• _Recorded information_
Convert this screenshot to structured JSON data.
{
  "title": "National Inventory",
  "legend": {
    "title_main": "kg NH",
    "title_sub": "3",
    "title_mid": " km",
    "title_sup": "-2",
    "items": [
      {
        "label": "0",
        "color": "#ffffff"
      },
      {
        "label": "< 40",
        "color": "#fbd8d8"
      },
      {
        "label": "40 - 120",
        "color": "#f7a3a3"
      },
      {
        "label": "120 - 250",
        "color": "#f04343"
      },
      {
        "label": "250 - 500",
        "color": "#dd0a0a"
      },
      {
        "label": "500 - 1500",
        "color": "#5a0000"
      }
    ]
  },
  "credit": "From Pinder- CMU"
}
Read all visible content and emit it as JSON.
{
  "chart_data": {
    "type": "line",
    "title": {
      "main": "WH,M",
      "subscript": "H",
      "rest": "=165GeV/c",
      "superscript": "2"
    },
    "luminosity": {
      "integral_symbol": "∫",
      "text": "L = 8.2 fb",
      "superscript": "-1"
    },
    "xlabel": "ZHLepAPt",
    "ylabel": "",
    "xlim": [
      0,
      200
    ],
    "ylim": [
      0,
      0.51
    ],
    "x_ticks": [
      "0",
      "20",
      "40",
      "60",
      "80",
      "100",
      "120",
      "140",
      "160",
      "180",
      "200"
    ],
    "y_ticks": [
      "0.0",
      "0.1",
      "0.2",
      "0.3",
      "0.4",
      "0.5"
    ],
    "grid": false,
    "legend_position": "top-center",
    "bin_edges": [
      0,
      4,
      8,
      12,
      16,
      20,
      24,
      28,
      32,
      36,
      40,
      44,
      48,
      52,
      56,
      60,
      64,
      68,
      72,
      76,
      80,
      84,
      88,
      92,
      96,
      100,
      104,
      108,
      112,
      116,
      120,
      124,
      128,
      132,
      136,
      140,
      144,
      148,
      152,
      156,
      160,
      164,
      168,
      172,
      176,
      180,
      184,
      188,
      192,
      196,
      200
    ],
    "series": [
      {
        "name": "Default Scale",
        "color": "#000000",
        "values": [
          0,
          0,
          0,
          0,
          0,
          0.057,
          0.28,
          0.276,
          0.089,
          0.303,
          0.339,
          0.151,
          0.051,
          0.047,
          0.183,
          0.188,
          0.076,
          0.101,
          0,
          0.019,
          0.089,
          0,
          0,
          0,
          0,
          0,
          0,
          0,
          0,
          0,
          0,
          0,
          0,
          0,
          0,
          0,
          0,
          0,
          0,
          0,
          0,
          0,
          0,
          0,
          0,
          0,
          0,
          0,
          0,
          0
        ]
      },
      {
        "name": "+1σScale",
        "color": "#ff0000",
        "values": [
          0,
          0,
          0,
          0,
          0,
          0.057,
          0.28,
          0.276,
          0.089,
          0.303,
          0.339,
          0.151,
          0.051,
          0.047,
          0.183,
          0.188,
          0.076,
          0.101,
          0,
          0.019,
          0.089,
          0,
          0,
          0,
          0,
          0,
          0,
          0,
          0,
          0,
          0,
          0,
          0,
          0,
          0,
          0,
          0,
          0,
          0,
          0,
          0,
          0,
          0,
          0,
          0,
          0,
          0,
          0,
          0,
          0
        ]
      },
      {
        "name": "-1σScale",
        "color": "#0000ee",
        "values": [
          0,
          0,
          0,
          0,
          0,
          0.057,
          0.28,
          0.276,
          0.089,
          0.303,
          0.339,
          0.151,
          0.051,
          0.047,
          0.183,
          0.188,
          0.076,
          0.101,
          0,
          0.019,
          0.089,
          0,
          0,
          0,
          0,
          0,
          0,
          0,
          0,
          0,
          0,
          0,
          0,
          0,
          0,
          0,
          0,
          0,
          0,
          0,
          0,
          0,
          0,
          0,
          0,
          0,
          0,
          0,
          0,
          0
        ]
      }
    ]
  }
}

• _The exercise_
Set every line of the listing down word for word.

• _Exercise solution_
Convert this screenshot to structured JSON data.
{
  "title": "National Inventory",
  "legend": {
    "title_main": "kg NH",
    "title_sub": "3",
    "title_mid": " km",
    "title_sup": "-2",
    "items": [
      {
        "label": "0",
        "color": "#ffffff"
      },
      {
        "label": "< 40",
        "color": "#fbd8d8"
      },
      {
        "label": "40 - 120",
        "color": "#f7a3a3"
      },
      {
        "label": "120 - 250",
        "color": "#f04343"
      },
      {
        "label": "250 - 500",
        "color": "#dd0a0a"
      },
      {
        "label": "500 - 1500",
        "color": "#5a0000"
      }
    ]
  },
  "credit": "From Pinder- CMU"
}
Read all visible content and emit it as JSON.
{
  "chart_data": {
    "type": "line",
    "title": {
      "main": "WH,M",
      "subscript": "H",
      "rest": "=165GeV/c",
      "superscript": "2"
    },
    "luminosity": {
      "integral_symbol": "∫",
      "text": "L = 8.2 fb",
      "superscript": "-1"
    },
    "xlabel": "ZHLepAPt",
    "ylabel": "",
    "xlim": [
      0,
      200
    ],
    "ylim": [
      0,
      0.51
    ],
    "x_ticks": [
      "0",
      "20",
      "40",
      "60",
      "80",
      "100",
      "120",
      "140",
      "160",
      "180",
      "200"
    ],
    "y_ticks": [
      "0.0",
      "0.1",
      "0.2",
      "0.3",
      "0.4",
      "0.5"
    ],
    "grid": false,
    "legend_position": "top-center",
    "bin_edges": [
      0,
      4,
      8,
      12,
      16,
      20,
      24,
      28,
      32,
      36,
      40,
      44,
      48,
      52,
      56,
      60,
      64,
      68,
      72,
      76,
      80,
      84,
      88,
      92,
      96,
      100,
      104,
      108,
      112,
      116,
      120,
      124,
      128,
      132,
      136,
      140,
      144,
      148,
      152,
      156,
      160,
      164,
      168,
      172,
      176,
      180,
      184,
      188,
      192,
      196,
      200
    ],
    "series": [
      {
        "name": "Default Scale",
        "color": "#000000",
        "values": [
          0,
          0,
          0,
          0,
          0,
          0.057,
          0.28,
          0.276,
          0.089,
          0.303,
          0.339,
          0.151,
          0.051,
          0.047,
          0.183,
          0.188,
          0.076,
          0.101,
          0,
          0.019,
          0.089,
          0,
          0,
          0,
          0,
          0,
          0,
          0,
          0,
          0,
          0,
          0,
          0,
          0,
          0,
          0,
          0,
          0,
          0,
          0,
          0,
          0,
          0,
          0,
          0,
          0,
          0,
          0,
          0,
          0
        ]
      },
      {
        "name": "+1σScale",
        "color": "#ff0000",
        "values": [
          0,
          0,
          0,
          0,
          0,
          0.057,
          0.28,
          0.276,
          0.089,
          0.303,
          0.339,
          0.151,
          0.051,
          0.047,
          0.183,
          0.188,
          0.076,
          0.101,
          0,
          0.019,
          0.089,
          0,
          0,
          0,
          0,
          0,
          0,
          0,
          0,
          0,
          0,
          0,
          0,
          0,
          0,
          0,
          0,
          0,
          0,
          0,
          0,
          0,
          0,
          0,
          0,
          0,
          0,
          0,
          0,
          0
        ]
      },
      {
        "name": "-1σScale",
        "color": "#0000ee",
        "values": [
          0,
          0,
          0,
          0,
          0,
          0.057,
          0.28,
          0.276,
          0.089,
          0.303,
          0.339,
          0.151,
          0.051,
          0.047,
          0.183,
          0.188,
          0.076,
          0.101,
          0,
          0.019,
          0.089,
          0,
          0,
          0,
          0,
          0,
          0,
          0,
          0,
          0,
          0,
          0,
          0,
          0,
          0,
          0,
          0,
          0,
          0,
          0,
          0,
          0,
          0,
          0,
          0,
          0,
          0,
          0,
          0,
          0
        ]
      }
    ]
  }
}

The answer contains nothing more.